Dataset content

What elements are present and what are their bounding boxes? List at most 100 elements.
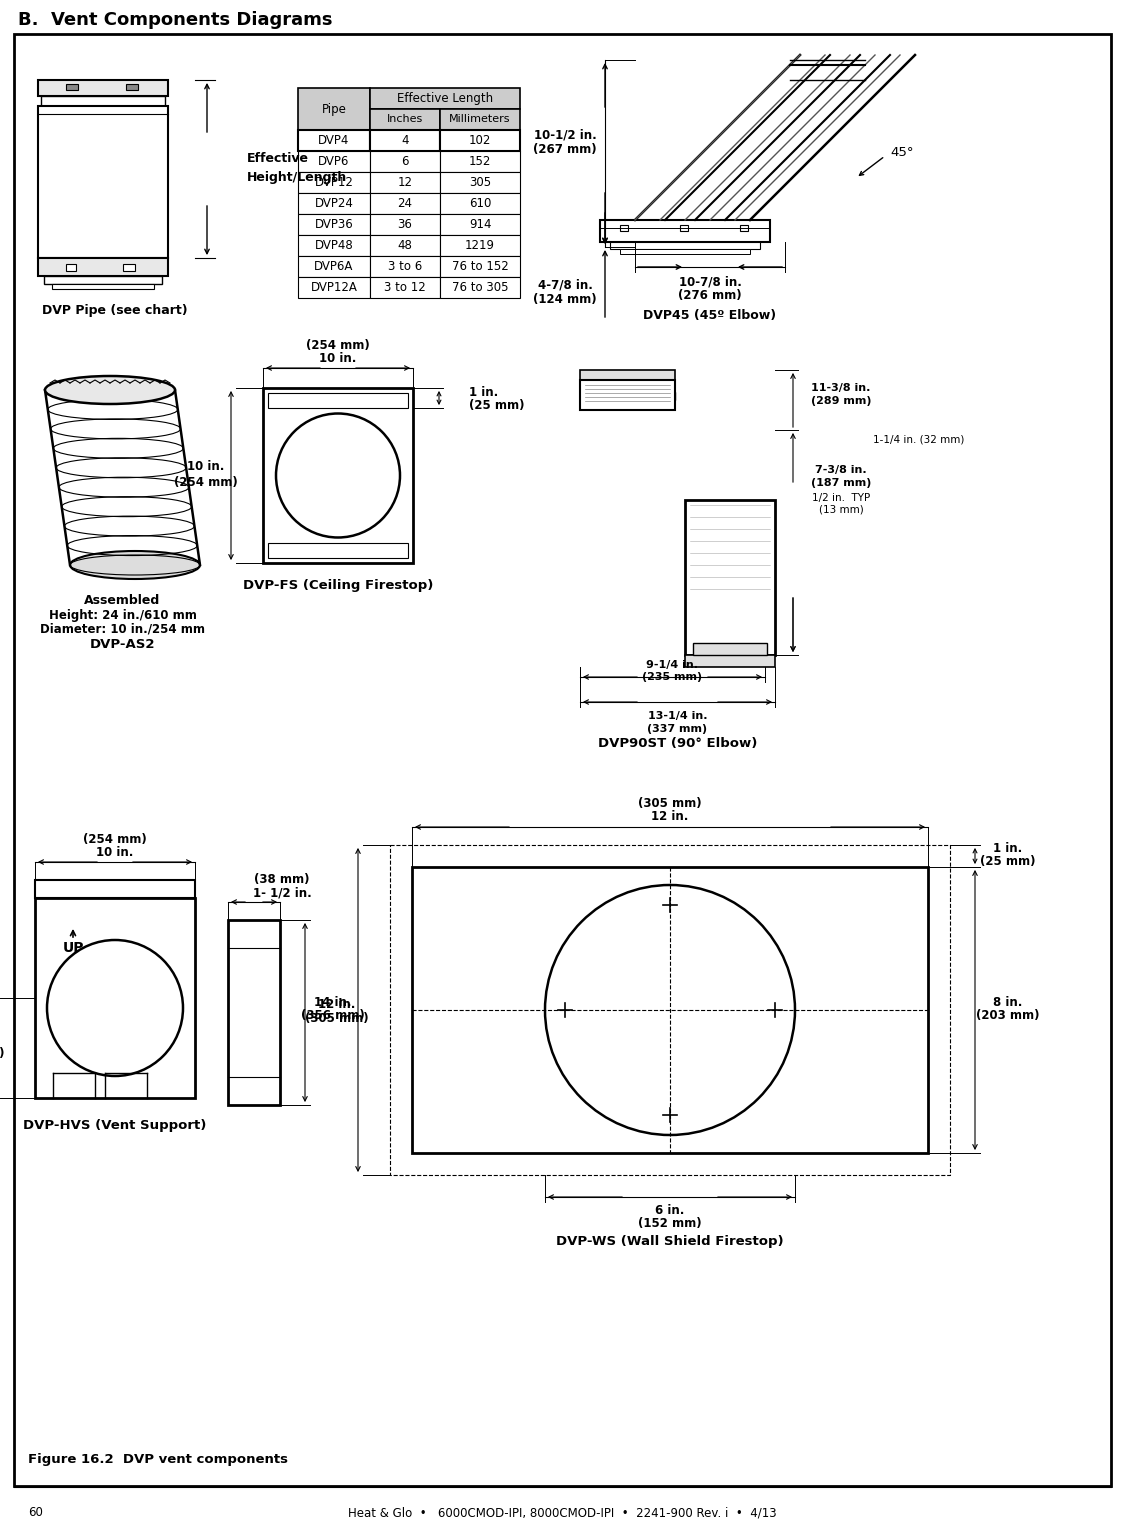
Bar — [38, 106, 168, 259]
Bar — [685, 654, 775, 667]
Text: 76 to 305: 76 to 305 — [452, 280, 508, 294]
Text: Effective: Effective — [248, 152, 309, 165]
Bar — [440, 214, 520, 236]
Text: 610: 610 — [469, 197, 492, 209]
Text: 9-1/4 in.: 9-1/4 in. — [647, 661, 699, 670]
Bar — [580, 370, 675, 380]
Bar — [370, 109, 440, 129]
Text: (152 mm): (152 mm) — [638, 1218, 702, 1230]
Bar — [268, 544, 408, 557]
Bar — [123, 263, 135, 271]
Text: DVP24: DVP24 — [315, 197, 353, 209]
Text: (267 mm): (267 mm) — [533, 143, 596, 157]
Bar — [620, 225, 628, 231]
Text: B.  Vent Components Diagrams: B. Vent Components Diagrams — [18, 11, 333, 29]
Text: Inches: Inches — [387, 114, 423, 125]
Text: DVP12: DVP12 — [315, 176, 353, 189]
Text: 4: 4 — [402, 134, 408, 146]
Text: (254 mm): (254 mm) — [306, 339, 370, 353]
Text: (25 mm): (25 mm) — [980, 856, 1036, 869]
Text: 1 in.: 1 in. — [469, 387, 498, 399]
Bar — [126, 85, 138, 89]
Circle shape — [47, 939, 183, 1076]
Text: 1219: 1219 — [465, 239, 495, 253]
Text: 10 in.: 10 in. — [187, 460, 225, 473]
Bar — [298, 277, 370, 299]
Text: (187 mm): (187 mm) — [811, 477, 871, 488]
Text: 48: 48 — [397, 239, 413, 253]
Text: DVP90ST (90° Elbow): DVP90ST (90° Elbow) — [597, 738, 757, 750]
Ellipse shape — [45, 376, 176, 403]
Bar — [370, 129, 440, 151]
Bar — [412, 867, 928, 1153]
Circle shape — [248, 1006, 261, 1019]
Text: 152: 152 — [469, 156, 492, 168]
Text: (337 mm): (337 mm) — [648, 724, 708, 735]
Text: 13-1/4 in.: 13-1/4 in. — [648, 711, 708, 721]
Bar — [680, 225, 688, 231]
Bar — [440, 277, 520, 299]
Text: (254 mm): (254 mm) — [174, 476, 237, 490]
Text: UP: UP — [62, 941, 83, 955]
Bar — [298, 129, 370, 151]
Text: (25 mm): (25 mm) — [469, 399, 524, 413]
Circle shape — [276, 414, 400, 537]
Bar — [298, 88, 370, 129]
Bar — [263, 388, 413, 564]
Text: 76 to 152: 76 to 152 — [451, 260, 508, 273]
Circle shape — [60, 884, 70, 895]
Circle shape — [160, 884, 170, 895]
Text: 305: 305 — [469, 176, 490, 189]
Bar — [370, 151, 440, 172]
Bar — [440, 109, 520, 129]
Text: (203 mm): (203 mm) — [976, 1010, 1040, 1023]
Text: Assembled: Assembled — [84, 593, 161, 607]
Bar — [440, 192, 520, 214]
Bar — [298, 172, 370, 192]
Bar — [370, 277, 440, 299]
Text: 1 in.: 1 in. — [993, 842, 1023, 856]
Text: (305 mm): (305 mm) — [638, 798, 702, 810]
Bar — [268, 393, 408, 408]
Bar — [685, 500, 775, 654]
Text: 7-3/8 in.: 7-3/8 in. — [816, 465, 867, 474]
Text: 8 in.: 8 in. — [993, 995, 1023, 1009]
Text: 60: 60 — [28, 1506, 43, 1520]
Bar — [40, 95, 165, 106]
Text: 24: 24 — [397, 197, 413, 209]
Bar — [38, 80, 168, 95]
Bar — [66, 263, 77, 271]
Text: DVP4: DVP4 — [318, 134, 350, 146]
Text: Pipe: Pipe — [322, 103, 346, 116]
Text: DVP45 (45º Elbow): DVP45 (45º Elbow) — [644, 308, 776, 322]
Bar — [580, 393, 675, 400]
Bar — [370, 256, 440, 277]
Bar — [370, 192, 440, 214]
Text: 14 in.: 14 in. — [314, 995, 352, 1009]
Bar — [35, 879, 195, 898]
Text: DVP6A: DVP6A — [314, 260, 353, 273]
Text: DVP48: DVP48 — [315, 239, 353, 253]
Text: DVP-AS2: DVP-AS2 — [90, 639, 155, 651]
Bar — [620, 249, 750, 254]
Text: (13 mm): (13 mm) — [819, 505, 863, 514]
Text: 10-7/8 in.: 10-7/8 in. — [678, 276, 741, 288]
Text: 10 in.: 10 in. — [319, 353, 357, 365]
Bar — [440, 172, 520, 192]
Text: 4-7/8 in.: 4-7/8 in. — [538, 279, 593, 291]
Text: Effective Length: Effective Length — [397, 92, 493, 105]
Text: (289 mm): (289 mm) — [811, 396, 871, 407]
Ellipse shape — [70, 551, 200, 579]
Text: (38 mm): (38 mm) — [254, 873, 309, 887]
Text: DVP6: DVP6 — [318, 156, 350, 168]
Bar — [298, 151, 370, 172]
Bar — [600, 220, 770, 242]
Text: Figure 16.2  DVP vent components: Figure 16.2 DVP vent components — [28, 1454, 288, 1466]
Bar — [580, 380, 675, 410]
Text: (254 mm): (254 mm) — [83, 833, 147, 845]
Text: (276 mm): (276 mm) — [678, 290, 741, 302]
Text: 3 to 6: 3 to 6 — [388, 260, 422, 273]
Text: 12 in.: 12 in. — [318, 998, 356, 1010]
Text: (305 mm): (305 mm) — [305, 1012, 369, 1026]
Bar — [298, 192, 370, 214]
---
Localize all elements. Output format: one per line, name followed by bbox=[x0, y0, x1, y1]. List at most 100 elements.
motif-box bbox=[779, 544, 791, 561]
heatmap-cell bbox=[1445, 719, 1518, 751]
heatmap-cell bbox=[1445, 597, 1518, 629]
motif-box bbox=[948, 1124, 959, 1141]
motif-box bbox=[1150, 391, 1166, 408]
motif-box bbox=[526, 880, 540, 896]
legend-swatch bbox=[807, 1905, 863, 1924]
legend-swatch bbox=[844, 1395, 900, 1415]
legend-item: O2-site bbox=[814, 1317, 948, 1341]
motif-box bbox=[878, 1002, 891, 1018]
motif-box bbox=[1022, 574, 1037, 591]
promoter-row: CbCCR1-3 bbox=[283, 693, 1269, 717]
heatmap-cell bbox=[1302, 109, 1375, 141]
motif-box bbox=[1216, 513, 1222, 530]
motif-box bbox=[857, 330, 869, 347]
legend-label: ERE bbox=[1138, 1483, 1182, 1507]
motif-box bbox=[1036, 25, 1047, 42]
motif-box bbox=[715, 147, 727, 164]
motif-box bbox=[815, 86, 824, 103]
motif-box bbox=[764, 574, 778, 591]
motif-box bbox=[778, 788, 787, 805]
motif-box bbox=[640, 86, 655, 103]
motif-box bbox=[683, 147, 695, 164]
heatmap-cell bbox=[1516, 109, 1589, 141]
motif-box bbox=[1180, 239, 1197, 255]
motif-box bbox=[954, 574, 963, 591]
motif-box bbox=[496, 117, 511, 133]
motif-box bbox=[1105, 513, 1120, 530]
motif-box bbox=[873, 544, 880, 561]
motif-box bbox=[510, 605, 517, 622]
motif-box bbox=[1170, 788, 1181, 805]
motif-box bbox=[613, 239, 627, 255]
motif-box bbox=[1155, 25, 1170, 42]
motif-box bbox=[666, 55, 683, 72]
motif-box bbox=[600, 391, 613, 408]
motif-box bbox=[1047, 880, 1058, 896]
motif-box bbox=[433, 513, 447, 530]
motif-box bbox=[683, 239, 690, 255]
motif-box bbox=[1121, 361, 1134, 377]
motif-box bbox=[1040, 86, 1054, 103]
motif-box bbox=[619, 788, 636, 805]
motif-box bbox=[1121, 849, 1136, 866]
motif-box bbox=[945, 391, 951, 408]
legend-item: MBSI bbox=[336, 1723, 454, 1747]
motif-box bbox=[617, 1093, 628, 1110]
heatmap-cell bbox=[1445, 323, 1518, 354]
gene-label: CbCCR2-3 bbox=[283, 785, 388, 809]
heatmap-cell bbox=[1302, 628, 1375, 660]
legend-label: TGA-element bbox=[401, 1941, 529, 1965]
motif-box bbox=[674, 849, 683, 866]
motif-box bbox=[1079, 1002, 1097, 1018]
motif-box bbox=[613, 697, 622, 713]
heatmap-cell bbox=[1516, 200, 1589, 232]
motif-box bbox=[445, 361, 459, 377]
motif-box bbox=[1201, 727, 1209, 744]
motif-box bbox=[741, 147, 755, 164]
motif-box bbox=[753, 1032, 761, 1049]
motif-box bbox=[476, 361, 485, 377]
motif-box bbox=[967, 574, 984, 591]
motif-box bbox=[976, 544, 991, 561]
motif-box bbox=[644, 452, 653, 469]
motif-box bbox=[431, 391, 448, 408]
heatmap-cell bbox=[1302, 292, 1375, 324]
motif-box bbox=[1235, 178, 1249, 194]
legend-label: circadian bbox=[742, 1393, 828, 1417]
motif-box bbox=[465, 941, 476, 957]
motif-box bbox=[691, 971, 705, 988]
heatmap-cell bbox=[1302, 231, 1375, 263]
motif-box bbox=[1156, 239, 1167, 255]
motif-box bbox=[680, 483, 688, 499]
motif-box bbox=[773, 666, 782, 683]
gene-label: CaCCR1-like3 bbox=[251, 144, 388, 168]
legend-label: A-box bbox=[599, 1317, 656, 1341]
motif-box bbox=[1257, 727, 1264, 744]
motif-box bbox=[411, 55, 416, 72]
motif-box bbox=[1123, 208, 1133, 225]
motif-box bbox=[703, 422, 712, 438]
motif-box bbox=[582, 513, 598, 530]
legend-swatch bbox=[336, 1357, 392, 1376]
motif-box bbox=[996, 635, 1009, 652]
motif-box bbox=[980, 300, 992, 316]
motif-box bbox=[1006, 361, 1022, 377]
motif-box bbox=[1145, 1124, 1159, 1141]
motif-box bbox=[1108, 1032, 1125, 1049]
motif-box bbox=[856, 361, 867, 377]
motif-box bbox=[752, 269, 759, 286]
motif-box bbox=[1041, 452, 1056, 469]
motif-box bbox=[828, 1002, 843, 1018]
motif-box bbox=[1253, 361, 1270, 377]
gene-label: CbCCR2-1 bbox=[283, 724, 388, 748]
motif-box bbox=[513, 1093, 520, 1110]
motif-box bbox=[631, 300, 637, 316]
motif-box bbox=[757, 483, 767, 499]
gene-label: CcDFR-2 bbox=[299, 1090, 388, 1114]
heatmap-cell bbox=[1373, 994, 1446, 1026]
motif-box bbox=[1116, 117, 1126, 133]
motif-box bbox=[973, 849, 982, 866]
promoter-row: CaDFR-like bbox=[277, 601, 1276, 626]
--
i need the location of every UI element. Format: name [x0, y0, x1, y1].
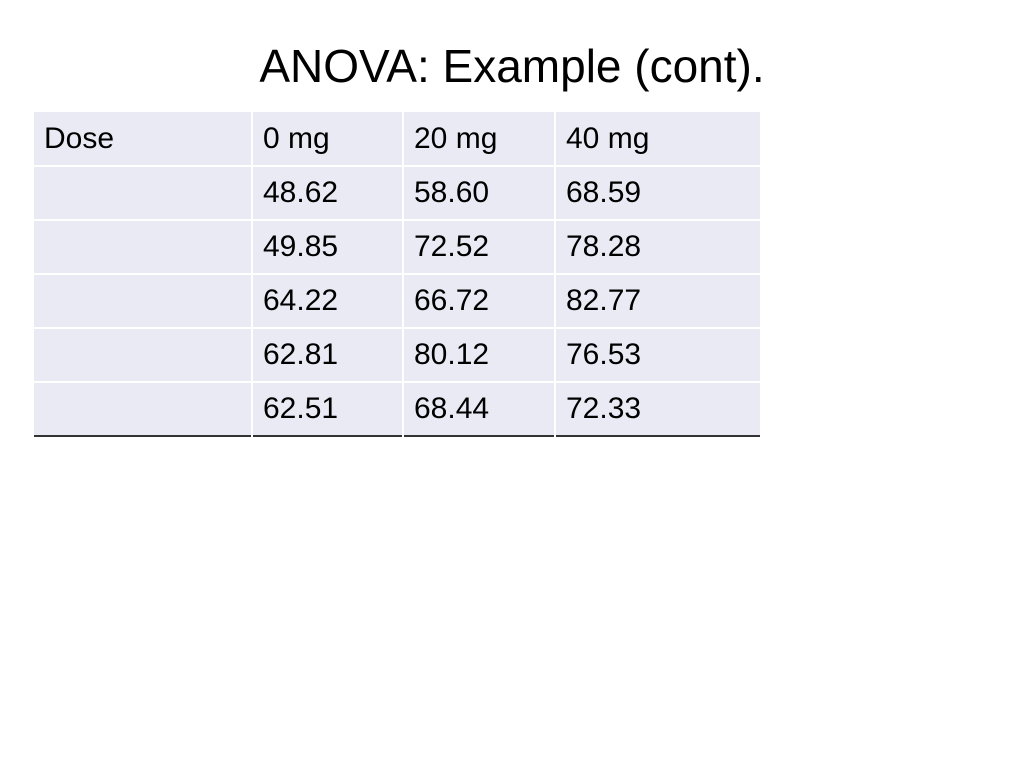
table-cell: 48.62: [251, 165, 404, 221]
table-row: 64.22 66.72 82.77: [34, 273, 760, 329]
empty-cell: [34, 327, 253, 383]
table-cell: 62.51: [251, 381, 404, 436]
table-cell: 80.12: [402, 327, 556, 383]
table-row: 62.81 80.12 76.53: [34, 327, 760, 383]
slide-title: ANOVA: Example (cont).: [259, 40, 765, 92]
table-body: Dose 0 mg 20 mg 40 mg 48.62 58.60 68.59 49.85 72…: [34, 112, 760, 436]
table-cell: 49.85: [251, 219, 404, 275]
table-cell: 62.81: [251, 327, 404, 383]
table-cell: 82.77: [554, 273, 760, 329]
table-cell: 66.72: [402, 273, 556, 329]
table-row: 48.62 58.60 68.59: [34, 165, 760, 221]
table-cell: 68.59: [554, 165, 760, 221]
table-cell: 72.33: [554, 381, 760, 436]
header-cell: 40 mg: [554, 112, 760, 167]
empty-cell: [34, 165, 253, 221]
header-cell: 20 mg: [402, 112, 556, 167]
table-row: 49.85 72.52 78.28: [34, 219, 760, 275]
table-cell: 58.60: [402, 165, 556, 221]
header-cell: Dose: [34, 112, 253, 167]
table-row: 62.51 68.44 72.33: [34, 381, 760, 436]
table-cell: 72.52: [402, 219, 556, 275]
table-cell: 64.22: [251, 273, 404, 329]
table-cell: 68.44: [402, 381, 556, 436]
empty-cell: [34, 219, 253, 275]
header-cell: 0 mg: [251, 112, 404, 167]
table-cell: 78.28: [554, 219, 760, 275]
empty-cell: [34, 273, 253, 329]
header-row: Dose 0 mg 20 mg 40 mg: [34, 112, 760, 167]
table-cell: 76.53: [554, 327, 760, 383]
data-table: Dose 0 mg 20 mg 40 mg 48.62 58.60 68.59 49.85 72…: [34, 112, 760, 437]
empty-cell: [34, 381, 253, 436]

Short exercise
Lay out as a numbered list everything in the records above from the line containing "table-cell: 48.62: [251, 165, 404, 221]" down to the line containing "table-row: 62.81 80.12", leaving out any blank lines.

Answer to the problem
1. table-cell: 48.62: [251, 165, 404, 221]
2. table-row: 64.22 66.72 82.77: [34, 273, 760, 329]
3. empty-cell: [34, 327, 253, 383]
4. table-cell: 62.51: [251, 381, 404, 436]
5. table-cell: 80.12: [402, 327, 556, 383]
6. table-row: 62.81 80.12 76.53: [34, 327, 760, 383]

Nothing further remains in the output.